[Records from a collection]
------------------------------------------------------------------------
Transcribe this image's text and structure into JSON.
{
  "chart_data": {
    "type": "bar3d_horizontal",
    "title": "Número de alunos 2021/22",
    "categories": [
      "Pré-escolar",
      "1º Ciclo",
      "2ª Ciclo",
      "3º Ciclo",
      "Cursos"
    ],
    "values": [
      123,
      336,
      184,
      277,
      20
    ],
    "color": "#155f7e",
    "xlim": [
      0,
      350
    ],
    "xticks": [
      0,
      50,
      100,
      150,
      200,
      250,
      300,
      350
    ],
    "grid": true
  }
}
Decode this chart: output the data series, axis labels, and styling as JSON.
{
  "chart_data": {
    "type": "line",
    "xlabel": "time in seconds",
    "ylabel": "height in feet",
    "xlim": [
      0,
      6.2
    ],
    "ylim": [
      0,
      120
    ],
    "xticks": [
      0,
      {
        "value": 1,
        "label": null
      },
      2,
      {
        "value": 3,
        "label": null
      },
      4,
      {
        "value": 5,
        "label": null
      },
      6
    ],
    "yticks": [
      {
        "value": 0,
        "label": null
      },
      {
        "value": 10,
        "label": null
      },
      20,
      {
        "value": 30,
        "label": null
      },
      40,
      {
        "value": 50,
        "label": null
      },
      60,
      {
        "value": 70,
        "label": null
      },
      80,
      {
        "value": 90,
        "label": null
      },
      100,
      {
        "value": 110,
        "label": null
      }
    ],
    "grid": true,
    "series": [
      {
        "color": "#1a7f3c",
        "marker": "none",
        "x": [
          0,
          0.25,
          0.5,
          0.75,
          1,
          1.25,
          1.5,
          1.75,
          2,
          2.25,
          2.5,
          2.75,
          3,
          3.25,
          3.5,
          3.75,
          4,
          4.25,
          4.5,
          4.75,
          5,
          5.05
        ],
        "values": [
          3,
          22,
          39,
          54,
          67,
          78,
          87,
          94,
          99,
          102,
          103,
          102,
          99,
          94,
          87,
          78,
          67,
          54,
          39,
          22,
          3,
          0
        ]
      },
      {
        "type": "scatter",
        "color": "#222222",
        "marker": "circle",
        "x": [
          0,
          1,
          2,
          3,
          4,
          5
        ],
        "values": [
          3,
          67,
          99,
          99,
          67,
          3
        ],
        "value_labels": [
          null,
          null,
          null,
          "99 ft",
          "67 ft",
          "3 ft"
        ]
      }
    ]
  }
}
------------------------------------------------------------------------
Exercise directions: All of the entries need to be reproduced exactly; please write them out.

Result for this exercise:
Transcribe this image's text and structure into JSON.
{
  "chart_data": {
    "type": "bar3d_horizontal",
    "title": "Número de alunos 2021/22",
    "categories": [
      "Pré-escolar",
      "1º Ciclo",
      "2ª Ciclo",
      "3º Ciclo",
      "Cursos"
    ],
    "values": [
      123,
      336,
      184,
      277,
      20
    ],
    "color": "#155f7e",
    "xlim": [
      0,
      350
    ],
    "xticks": [
      0,
      50,
      100,
      150,
      200,
      250,
      300,
      350
    ],
    "grid": true
  }
}
Decode this chart: output the data series, axis labels, and styling as JSON.
{
  "chart_data": {
    "type": "line",
    "xlabel": "time in seconds",
    "ylabel": "height in feet",
    "xlim": [
      0,
      6.2
    ],
    "ylim": [
      0,
      120
    ],
    "xticks": [
      0,
      {
        "value": 1,
        "label": null
      },
      2,
      {
        "value": 3,
        "label": null
      },
      4,
      {
        "value": 5,
        "label": null
      },
      6
    ],
    "yticks": [
      {
        "value": 0,
        "label": null
      },
      {
        "value": 10,
        "label": null
      },
      20,
      {
        "value": 30,
        "label": null
      },
      40,
      {
        "value": 50,
        "label": null
      },
      60,
      {
        "value": 70,
        "label": null
      },
      80,
      {
        "value": 90,
        "label": null
      },
      100,
      {
        "value": 110,
        "label": null
      }
    ],
    "grid": true,
    "series": [
      {
        "color": "#1a7f3c",
        "marker": "none",
        "x": [
          0,
          0.25,
          0.5,
          0.75,
          1,
          1.25,
          1.5,
          1.75,
          2,
          2.25,
          2.5,
          2.75,
          3,
          3.25,
          3.5,
          3.75,
          4,
          4.25,
          4.5,
          4.75,
          5,
          5.05
        ],
        "values": [
          3,
          22,
          39,
          54,
          67,
          78,
          87,
          94,
          99,
          102,
          103,
          102,
          99,
          94,
          87,
          78,
          67,
          54,
          39,
          22,
          3,
          0
        ]
      },
      {
        "type": "scatter",
        "color": "#222222",
        "marker": "circle",
        "x": [
          0,
          1,
          2,
          3,
          4,
          5
        ],
        "values": [
          3,
          67,
          99,
          99,
          67,
          3
        ],
        "value_labels": [
          null,
          null,
          null,
          "99 ft",
          "67 ft",
          "3 ft"
        ]
      }
    ]
  }
}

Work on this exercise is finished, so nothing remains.